Repeat all of the material exactly as given.

(Collection entries)
§ §

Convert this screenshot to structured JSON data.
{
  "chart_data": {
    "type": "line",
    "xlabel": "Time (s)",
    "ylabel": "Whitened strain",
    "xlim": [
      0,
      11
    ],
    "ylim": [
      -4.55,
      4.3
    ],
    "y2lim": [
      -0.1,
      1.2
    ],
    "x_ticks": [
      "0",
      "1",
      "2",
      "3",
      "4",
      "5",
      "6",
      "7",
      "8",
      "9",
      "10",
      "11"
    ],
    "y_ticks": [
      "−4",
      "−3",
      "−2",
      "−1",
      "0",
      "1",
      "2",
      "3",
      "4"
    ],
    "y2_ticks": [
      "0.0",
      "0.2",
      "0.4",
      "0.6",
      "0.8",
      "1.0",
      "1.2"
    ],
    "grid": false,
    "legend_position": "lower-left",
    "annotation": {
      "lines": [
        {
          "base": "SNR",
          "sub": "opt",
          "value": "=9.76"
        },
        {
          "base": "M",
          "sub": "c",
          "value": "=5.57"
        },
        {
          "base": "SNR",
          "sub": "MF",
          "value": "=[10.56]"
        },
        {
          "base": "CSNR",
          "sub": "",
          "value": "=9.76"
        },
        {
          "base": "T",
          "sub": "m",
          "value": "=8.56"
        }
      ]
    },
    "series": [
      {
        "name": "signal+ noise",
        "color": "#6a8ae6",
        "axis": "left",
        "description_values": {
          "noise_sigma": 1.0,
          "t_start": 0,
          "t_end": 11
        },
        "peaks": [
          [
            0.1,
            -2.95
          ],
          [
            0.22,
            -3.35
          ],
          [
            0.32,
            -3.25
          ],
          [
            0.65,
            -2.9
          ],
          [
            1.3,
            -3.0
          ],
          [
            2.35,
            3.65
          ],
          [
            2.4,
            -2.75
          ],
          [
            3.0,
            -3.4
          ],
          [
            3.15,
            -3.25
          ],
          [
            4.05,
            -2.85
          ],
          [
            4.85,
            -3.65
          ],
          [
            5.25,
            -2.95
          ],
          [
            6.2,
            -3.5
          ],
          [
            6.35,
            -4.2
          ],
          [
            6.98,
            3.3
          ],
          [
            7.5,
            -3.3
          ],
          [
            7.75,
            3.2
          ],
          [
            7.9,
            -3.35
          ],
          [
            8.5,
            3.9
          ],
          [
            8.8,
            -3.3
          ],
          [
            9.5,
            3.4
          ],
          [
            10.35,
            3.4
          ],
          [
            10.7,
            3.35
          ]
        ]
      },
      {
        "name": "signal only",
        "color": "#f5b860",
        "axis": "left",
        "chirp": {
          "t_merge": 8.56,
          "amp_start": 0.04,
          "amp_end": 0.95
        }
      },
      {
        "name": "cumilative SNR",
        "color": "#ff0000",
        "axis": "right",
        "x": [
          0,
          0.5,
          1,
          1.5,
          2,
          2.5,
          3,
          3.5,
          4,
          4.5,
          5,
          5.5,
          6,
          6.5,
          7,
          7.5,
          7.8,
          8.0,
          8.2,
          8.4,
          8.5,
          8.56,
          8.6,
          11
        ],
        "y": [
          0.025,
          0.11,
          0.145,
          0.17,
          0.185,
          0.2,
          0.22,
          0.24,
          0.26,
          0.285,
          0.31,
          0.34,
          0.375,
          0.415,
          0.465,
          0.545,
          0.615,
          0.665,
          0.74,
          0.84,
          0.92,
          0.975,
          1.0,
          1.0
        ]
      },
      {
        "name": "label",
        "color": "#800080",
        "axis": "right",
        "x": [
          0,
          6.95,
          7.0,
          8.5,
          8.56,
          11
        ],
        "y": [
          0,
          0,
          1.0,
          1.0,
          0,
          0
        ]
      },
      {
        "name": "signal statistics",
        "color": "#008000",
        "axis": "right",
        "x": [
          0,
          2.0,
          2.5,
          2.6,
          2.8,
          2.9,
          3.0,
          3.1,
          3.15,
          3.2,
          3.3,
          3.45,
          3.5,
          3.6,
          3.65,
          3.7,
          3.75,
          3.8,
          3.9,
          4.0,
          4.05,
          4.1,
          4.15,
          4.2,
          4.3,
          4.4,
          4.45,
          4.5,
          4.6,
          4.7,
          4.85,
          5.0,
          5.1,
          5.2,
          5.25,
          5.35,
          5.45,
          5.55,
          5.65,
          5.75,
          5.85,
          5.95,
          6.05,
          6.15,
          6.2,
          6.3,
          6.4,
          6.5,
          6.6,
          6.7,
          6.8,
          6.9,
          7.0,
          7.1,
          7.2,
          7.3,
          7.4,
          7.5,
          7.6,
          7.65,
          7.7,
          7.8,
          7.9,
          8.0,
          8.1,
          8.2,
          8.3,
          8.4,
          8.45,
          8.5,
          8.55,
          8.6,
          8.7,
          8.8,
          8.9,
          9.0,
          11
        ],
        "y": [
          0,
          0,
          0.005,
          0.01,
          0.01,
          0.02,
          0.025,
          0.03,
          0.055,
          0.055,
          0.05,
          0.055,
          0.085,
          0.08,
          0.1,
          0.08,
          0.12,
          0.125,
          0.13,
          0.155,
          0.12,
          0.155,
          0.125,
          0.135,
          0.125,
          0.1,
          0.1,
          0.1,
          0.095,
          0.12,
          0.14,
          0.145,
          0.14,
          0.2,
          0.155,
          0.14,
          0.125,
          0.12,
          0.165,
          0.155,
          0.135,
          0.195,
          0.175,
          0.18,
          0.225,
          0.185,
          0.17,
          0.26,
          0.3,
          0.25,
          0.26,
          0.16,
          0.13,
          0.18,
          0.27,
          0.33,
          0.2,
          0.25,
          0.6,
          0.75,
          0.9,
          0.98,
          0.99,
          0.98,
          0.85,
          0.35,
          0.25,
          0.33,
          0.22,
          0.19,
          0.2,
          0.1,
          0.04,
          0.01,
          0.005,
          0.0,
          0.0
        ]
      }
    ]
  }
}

§ §

FINAL RESULT
Convert this screenshot to structured JSON data.
{
  "chart_data": {
    "type": "line",
    "xlabel": "Time (s)",
    "ylabel": "Whitened strain",
    "xlim": [
      0,
      11
    ],
    "ylim": [
      -4.55,
      4.3
    ],
    "y2lim": [
      -0.1,
      1.2
    ],
    "x_ticks": [
      "0",
      "1",
      "2",
      "3",
      "4",
      "5",
      "6",
      "7",
      "8",
      "9",
      "10",
      "11"
    ],
    "y_ticks": [
      "−4",
      "−3",
      "−2",
      "−1",
      "0",
      "1",
      "2",
      "3",
      "4"
    ],
    "y2_ticks": [
      "0.0",
      "0.2",
      "0.4",
      "0.6",
      "0.8",
      "1.0",
      "1.2"
    ],
    "grid": false,
    "legend_position": "lower-left",
    "annotation": {
      "lines": [
        {
          "base": "SNR",
          "sub": "opt",
          "value": "=9.76"
        },
        {
          "base": "M",
          "sub": "c",
          "value": "=5.57"
        },
        {
          "base": "SNR",
          "sub": "MF",
          "value": "=[10.56]"
        },
        {
          "base": "CSNR",
          "sub": "",
          "value": "=9.76"
        },
        {
          "base": "T",
          "sub": "m",
          "value": "=8.56"
        }
      ]
    },
    "series": [
      {
        "name": "signal+ noise",
        "color": "#6a8ae6",
        "axis": "left",
        "description_values": {
          "noise_sigma": 1.0,
          "t_start": 0,
          "t_end": 11
        },
        "peaks": [
          [
            0.1,
            -2.95
          ],
          [
            0.22,
            -3.35
          ],
          [
            0.32,
            -3.25
          ],
          [
            0.65,
            -2.9
          ],
          [
            1.3,
            -3.0
          ],
          [
            2.35,
            3.65
          ],
          [
            2.4,
            -2.75
          ],
          [
            3.0,
            -3.4
          ],
          [
            3.15,
            -3.25
          ],
          [
            4.05,
            -2.85
          ],
          [
            4.85,
            -3.65
          ],
          [
            5.25,
            -2.95
          ],
          [
            6.2,
            -3.5
          ],
          [
            6.35,
            -4.2
          ],
          [
            6.98,
            3.3
          ],
          [
            7.5,
            -3.3
          ],
          [
            7.75,
            3.2
          ],
          [
            7.9,
            -3.35
          ],
          [
            8.5,
            3.9
          ],
          [
            8.8,
            -3.3
          ],
          [
            9.5,
            3.4
          ],
          [
            10.35,
            3.4
          ],
          [
            10.7,
            3.35
          ]
        ]
      },
      {
        "name": "signal only",
        "color": "#f5b860",
        "axis": "left",
        "chirp": {
          "t_merge": 8.56,
          "amp_start": 0.04,
          "amp_end": 0.95
        }
      },
      {
        "name": "cumilative SNR",
        "color": "#ff0000",
        "axis": "right",
        "x": [
          0,
          0.5,
          1,
          1.5,
          2,
          2.5,
          3,
          3.5,
          4,
          4.5,
          5,
          5.5,
          6,
          6.5,
          7,
          7.5,
          7.8,
          8.0,
          8.2,
          8.4,
          8.5,
          8.56,
          8.6,
          11
        ],
        "y": [
          0.025,
          0.11,
          0.145,
          0.17,
          0.185,
          0.2,
          0.22,
          0.24,
          0.26,
          0.285,
          0.31,
          0.34,
          0.375,
          0.415,
          0.465,
          0.545,
          0.615,
          0.665,
          0.74,
          0.84,
          0.92,
          0.975,
          1.0,
          1.0
        ]
      },
      {
        "name": "label",
        "color": "#800080",
        "axis": "right",
        "x": [
          0,
          6.95,
          7.0,
          8.5,
          8.56,
          11
        ],
        "y": [
          0,
          0,
          1.0,
          1.0,
          0,
          0
        ]
      },
      {
        "name": "signal statistics",
        "color": "#008000",
        "axis": "right",
        "x": [
          0,
          2.0,
          2.5,
          2.6,
          2.8,
          2.9,
          3.0,
          3.1,
          3.15,
          3.2,
          3.3,
          3.45,
          3.5,
          3.6,
          3.65,
          3.7,
          3.75,
          3.8,
          3.9,
          4.0,
          4.05,
          4.1,
          4.15,
          4.2,
          4.3,
          4.4,
          4.45,
          4.5,
          4.6,
          4.7,
          4.85,
          5.0,
          5.1,
          5.2,
          5.25,
          5.35,
          5.45,
          5.55,
          5.65,
          5.75,
          5.85,
          5.95,
          6.05,
          6.15,
          6.2,
          6.3,
          6.4,
          6.5,
          6.6,
          6.7,
          6.8,
          6.9,
          7.0,
          7.1,
          7.2,
          7.3,
          7.4,
          7.5,
          7.6,
          7.65,
          7.7,
          7.8,
          7.9,
          8.0,
          8.1,
          8.2,
          8.3,
          8.4,
          8.45,
          8.5,
          8.55,
          8.6,
          8.7,
          8.8,
          8.9,
          9.0,
          11
        ],
        "y": [
          0,
          0,
          0.005,
          0.01,
          0.01,
          0.02,
          0.025,
          0.03,
          0.055,
          0.055,
          0.05,
          0.055,
          0.085,
          0.08,
          0.1,
          0.08,
          0.12,
          0.125,
          0.13,
          0.155,
          0.12,
          0.155,
          0.125,
          0.135,
          0.125,
          0.1,
          0.1,
          0.1,
          0.095,
          0.12,
          0.14,
          0.145,
          0.14,
          0.2,
          0.155,
          0.14,
          0.125,
          0.12,
          0.165,
          0.155,
          0.135,
          0.195,
          0.175,
          0.18,
          0.225,
          0.185,
          0.17,
          0.26,
          0.3,
          0.25,
          0.26,
          0.16,
          0.13,
          0.18,
          0.27,
          0.33,
          0.2,
          0.25,
          0.6,
          0.75,
          0.9,
          0.98,
          0.99,
          0.98,
          0.85,
          0.35,
          0.25,
          0.33,
          0.22,
          0.19,
          0.2,
          0.1,
          0.04,
          0.01,
          0.005,
          0.0,
          0.0
        ]
      }
    ]
  }
}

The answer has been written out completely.